# Your objective
The full listing, excluding its pictures, should be printed exactly as it stands.
--- START ---
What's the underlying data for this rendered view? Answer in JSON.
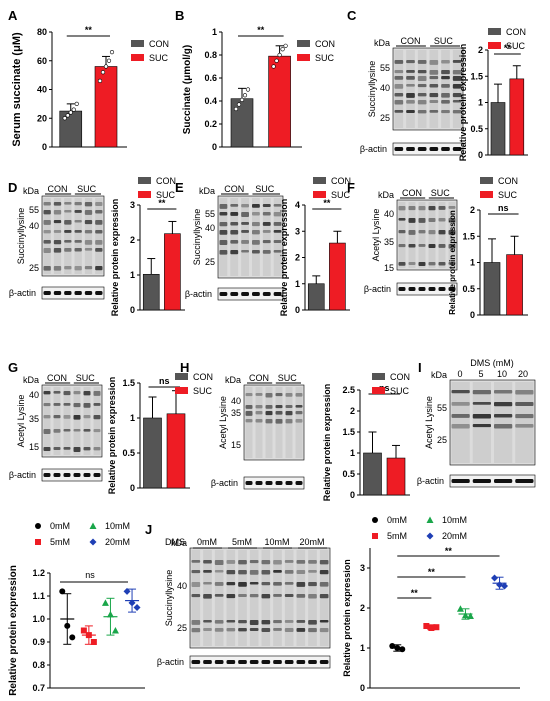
{
  "colors": {
    "con": "#555555",
    "suc": "#ee1c24",
    "m0": "#000000",
    "m5": "#ee1c24",
    "m10": "#1aa64a",
    "m20": "#1f3fb5"
  },
  "labels": {
    "panels": [
      "A",
      "B",
      "C",
      "D",
      "E",
      "F",
      "G",
      "H",
      "I",
      "J"
    ],
    "con": "CON",
    "suc": "SUC",
    "kda": "kDa",
    "actin": "β-actin",
    "succ": "Succinyllysine",
    "acetyl": "Acetyl Lysine",
    "dms": "DMS",
    "dms_mm": "DMS (mM)",
    "m0": "0mM",
    "m5": "5mM",
    "m10": "10mM",
    "m20": "20mM",
    "d0": "0",
    "d5": "5",
    "d10": "10",
    "d20": "20",
    "sig2": "**",
    "ns": "ns",
    "rel": "Relative protein expression",
    "serum": "Serum succinate (μM)",
    "succinate": "Succinate (μmol/g)"
  },
  "blot_markers": {
    "C": [
      "55",
      "40",
      "25"
    ],
    "D": [
      "55",
      "40",
      "25"
    ],
    "E": [
      "55",
      "40",
      "25"
    ],
    "F": [
      "40",
      "35",
      "15"
    ],
    "G": [
      "40",
      "35",
      "15"
    ],
    "H": [
      "40",
      "35",
      "15"
    ],
    "I": [
      "55",
      "25"
    ],
    "J": [
      "40",
      "25"
    ]
  },
  "chart_data": [
    {
      "panel": "A",
      "type": "bar",
      "categories": [
        "CON",
        "SUC"
      ],
      "values": [
        25,
        56
      ],
      "errors": [
        5,
        7
      ],
      "points": [
        [
          20,
          22,
          24,
          26,
          30
        ],
        [
          46,
          52,
          56,
          60,
          66
        ]
      ],
      "ylabel": "Serum succinate (μM)",
      "ylim": [
        0,
        80
      ],
      "yticks": [
        0,
        20,
        40,
        60,
        80
      ],
      "significance": "**"
    },
    {
      "panel": "B",
      "type": "bar",
      "categories": [
        "CON",
        "SUC"
      ],
      "values": [
        0.42,
        0.79
      ],
      "errors": [
        0.09,
        0.09
      ],
      "points": [
        [
          0.33,
          0.37,
          0.41,
          0.45,
          0.5
        ],
        [
          0.7,
          0.75,
          0.8,
          0.85,
          0.88
        ]
      ],
      "ylabel": "Succinate (μmol/g)",
      "ylim": [
        0,
        1.0
      ],
      "yticks": [
        0.0,
        0.2,
        0.4,
        0.6,
        0.8,
        1.0
      ],
      "significance": "**"
    },
    {
      "panel": "C",
      "type": "bar",
      "categories": [
        "CON",
        "SUC"
      ],
      "values": [
        1.0,
        1.45
      ],
      "errors": [
        0.35,
        0.25
      ],
      "ylabel": "Relative protein expression",
      "ylim": [
        0,
        2.0
      ],
      "yticks": [
        0.0,
        0.5,
        1.0,
        1.5,
        2.0
      ],
      "significance": "**"
    },
    {
      "panel": "D",
      "type": "bar",
      "categories": [
        "CON",
        "SUC"
      ],
      "values": [
        1.02,
        2.18
      ],
      "errors": [
        0.45,
        0.35
      ],
      "ylabel": "Relative protein expression",
      "ylim": [
        0,
        3
      ],
      "yticks": [
        0,
        1,
        2,
        3
      ],
      "significance": "**"
    },
    {
      "panel": "E",
      "type": "bar",
      "categories": [
        "CON",
        "SUC"
      ],
      "values": [
        1.0,
        2.55
      ],
      "errors": [
        0.3,
        0.45
      ],
      "ylabel": "Relative protein expression",
      "ylim": [
        0,
        4
      ],
      "yticks": [
        0,
        1,
        2,
        3,
        4
      ],
      "significance": "**"
    },
    {
      "panel": "F",
      "type": "bar",
      "categories": [
        "CON",
        "SUC"
      ],
      "values": [
        1.0,
        1.15
      ],
      "errors": [
        0.45,
        0.35
      ],
      "ylabel": "Relative protein expression",
      "ylim": [
        0,
        2.0
      ],
      "yticks": [
        0.0,
        0.5,
        1.0,
        1.5,
        2.0
      ],
      "significance": "ns"
    },
    {
      "panel": "G",
      "type": "bar",
      "categories": [
        "CON",
        "SUC"
      ],
      "values": [
        1.0,
        1.06
      ],
      "errors": [
        0.3,
        0.33
      ],
      "ylabel": "Relative protein expression",
      "ylim": [
        0,
        1.5
      ],
      "yticks": [
        0.0,
        0.5,
        1.0,
        1.5
      ],
      "significance": "ns"
    },
    {
      "panel": "H",
      "type": "bar",
      "categories": [
        "CON",
        "SUC"
      ],
      "values": [
        1.0,
        0.88
      ],
      "errors": [
        0.5,
        0.3
      ],
      "ylabel": "Relative protein expression",
      "ylim": [
        0,
        2.5
      ],
      "yticks": [
        0.0,
        0.5,
        1.0,
        1.5,
        2.0,
        2.5
      ],
      "significance": "ns"
    },
    {
      "panel": "I-quant",
      "type": "scatter",
      "categories": [
        "0mM",
        "5mM",
        "10mM",
        "20mM"
      ],
      "means": [
        1.0,
        0.93,
        1.01,
        1.08
      ],
      "errors": [
        0.11,
        0.04,
        0.08,
        0.05
      ],
      "points": [
        [
          1.12,
          0.97,
          0.92
        ],
        [
          0.95,
          0.93,
          0.9
        ],
        [
          1.07,
          1.02,
          0.95
        ],
        [
          1.12,
          1.07,
          1.05
        ]
      ],
      "ylabel": "Relative protein expression",
      "ylim": [
        0.7,
        1.2
      ],
      "yticks": [
        0.7,
        0.8,
        0.9,
        1.0,
        1.1,
        1.2
      ],
      "significance": "ns"
    },
    {
      "panel": "J",
      "type": "scatter",
      "categories": [
        "0mM",
        "5mM",
        "10mM",
        "20mM"
      ],
      "means": [
        1.0,
        1.52,
        1.85,
        2.62
      ],
      "errors": [
        0.08,
        0.06,
        0.13,
        0.15
      ],
      "points": [
        [
          1.05,
          1.0,
          0.97
        ],
        [
          1.55,
          1.5,
          1.52
        ],
        [
          1.98,
          1.82,
          1.8
        ],
        [
          2.75,
          2.58,
          2.55
        ]
      ],
      "ylabel": "Relative protein expression",
      "ylim": [
        0,
        3.5
      ],
      "yticks": [
        0,
        1,
        2,
        3
      ],
      "significance": [
        "**",
        "**",
        "**"
      ]
    }
  ]
}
--- END ---
# Final answer
What's the underlying data for this rendered view? Answer in JSON.
{
  "colors": {
    "con": "#555555",
    "suc": "#ee1c24",
    "m0": "#000000",
    "m5": "#ee1c24",
    "m10": "#1aa64a",
    "m20": "#1f3fb5"
  },
  "labels": {
    "panels": [
      "A",
      "B",
      "C",
      "D",
      "E",
      "F",
      "G",
      "H",
      "I",
      "J"
    ],
    "con": "CON",
    "suc": "SUC",
    "kda": "kDa",
    "actin": "β-actin",
    "succ": "Succinyllysine",
    "acetyl": "Acetyl Lysine",
    "dms": "DMS",
    "dms_mm": "DMS (mM)",
    "m0": "0mM",
    "m5": "5mM",
    "m10": "10mM",
    "m20": "20mM",
    "d0": "0",
    "d5": "5",
    "d10": "10",
    "d20": "20",
    "sig2": "**",
    "ns": "ns",
    "rel": "Relative protein expression",
    "serum": "Serum succinate (μM)",
    "succinate": "Succinate (μmol/g)"
  },
  "blot_markers": {
    "C": [
      "55",
      "40",
      "25"
    ],
    "D": [
      "55",
      "40",
      "25"
    ],
    "E": [
      "55",
      "40",
      "25"
    ],
    "F": [
      "40",
      "35",
      "15"
    ],
    "G": [
      "40",
      "35",
      "15"
    ],
    "H": [
      "40",
      "35",
      "15"
    ],
    "I": [
      "55",
      "25"
    ],
    "J": [
      "40",
      "25"
    ]
  },
  "chart_data": [
    {
      "panel": "A",
      "type": "bar",
      "categories": [
        "CON",
        "SUC"
      ],
      "values": [
        25,
        56
      ],
      "errors": [
        5,
        7
      ],
      "points": [
        [
          20,
          22,
          24,
          26,
          30
        ],
        [
          46,
          52,
          56,
          60,
          66
        ]
      ],
      "ylabel": "Serum succinate (μM)",
      "ylim": [
        0,
        80
      ],
      "yticks": [
        0,
        20,
        40,
        60,
        80
      ],
      "significance": "**"
    },
    {
      "panel": "B",
      "type": "bar",
      "categories": [
        "CON",
        "SUC"
      ],
      "values": [
        0.42,
        0.79
      ],
      "errors": [
        0.09,
        0.09
      ],
      "points": [
        [
          0.33,
          0.37,
          0.41,
          0.45,
          0.5
        ],
        [
          0.7,
          0.75,
          0.8,
          0.85,
          0.88
        ]
      ],
      "ylabel": "Succinate (μmol/g)",
      "ylim": [
        0,
        1.0
      ],
      "yticks": [
        0.0,
        0.2,
        0.4,
        0.6,
        0.8,
        1.0
      ],
      "significance": "**"
    },
    {
      "panel": "C",
      "type": "bar",
      "categories": [
        "CON",
        "SUC"
      ],
      "values": [
        1.0,
        1.45
      ],
      "errors": [
        0.35,
        0.25
      ],
      "ylabel": "Relative protein expression",
      "ylim": [
        0,
        2.0
      ],
      "yticks": [
        0.0,
        0.5,
        1.0,
        1.5,
        2.0
      ],
      "significance": "**"
    },
    {
      "panel": "D",
      "type": "bar",
      "categories": [
        "CON",
        "SUC"
      ],
      "values": [
        1.02,
        2.18
      ],
      "errors": [
        0.45,
        0.35
      ],
      "ylabel": "Relative protein expression",
      "ylim": [
        0,
        3
      ],
      "yticks": [
        0,
        1,
        2,
        3
      ],
      "significance": "**"
    },
    {
      "panel": "E",
      "type": "bar",
      "categories": [
        "CON",
        "SUC"
      ],
      "values": [
        1.0,
        2.55
      ],
      "errors": [
        0.3,
        0.45
      ],
      "ylabel": "Relative protein expression",
      "ylim": [
        0,
        4
      ],
      "yticks": [
        0,
        1,
        2,
        3,
        4
      ],
      "significance": "**"
    },
    {
      "panel": "F",
      "type": "bar",
      "categories": [
        "CON",
        "SUC"
      ],
      "values": [
        1.0,
        1.15
      ],
      "errors": [
        0.45,
        0.35
      ],
      "ylabel": "Relative protein expression",
      "ylim": [
        0,
        2.0
      ],
      "yticks": [
        0.0,
        0.5,
        1.0,
        1.5,
        2.0
      ],
      "significance": "ns"
    },
    {
      "panel": "G",
      "type": "bar",
      "categories": [
        "CON",
        "SUC"
      ],
      "values": [
        1.0,
        1.06
      ],
      "errors": [
        0.3,
        0.33
      ],
      "ylabel": "Relative protein expression",
      "ylim": [
        0,
        1.5
      ],
      "yticks": [
        0.0,
        0.5,
        1.0,
        1.5
      ],
      "significance": "ns"
    },
    {
      "panel": "H",
      "type": "bar",
      "categories": [
        "CON",
        "SUC"
      ],
      "values": [
        1.0,
        0.88
      ],
      "errors": [
        0.5,
        0.3
      ],
      "ylabel": "Relative protein expression",
      "ylim": [
        0,
        2.5
      ],
      "yticks": [
        0.0,
        0.5,
        1.0,
        1.5,
        2.0,
        2.5
      ],
      "significance": "ns"
    },
    {
      "panel": "I-quant",
      "type": "scatter",
      "categories": [
        "0mM",
        "5mM",
        "10mM",
        "20mM"
      ],
      "means": [
        1.0,
        0.93,
        1.01,
        1.08
      ],
      "errors": [
        0.11,
        0.04,
        0.08,
        0.05
      ],
      "points": [
        [
          1.12,
          0.97,
          0.92
        ],
        [
          0.95,
          0.93,
          0.9
        ],
        [
          1.07,
          1.02,
          0.95
        ],
        [
          1.12,
          1.07,
          1.05
        ]
      ],
      "ylabel": "Relative protein expression",
      "ylim": [
        0.7,
        1.2
      ],
      "yticks": [
        0.7,
        0.8,
        0.9,
        1.0,
        1.1,
        1.2
      ],
      "significance": "ns"
    },
    {
      "panel": "J",
      "type": "scatter",
      "categories": [
        "0mM",
        "5mM",
        "10mM",
        "20mM"
      ],
      "means": [
        1.0,
        1.52,
        1.85,
        2.62
      ],
      "errors": [
        0.08,
        0.06,
        0.13,
        0.15
      ],
      "points": [
        [
          1.05,
          1.0,
          0.97
        ],
        [
          1.55,
          1.5,
          1.52
        ],
        [
          1.98,
          1.82,
          1.8
        ],
        [
          2.75,
          2.58,
          2.55
        ]
      ],
      "ylabel": "Relative protein expression",
      "ylim": [
        0,
        3.5
      ],
      "yticks": [
        0,
        1,
        2,
        3
      ],
      "significance": [
        "**",
        "**",
        "**"
      ]
    }
  ]
}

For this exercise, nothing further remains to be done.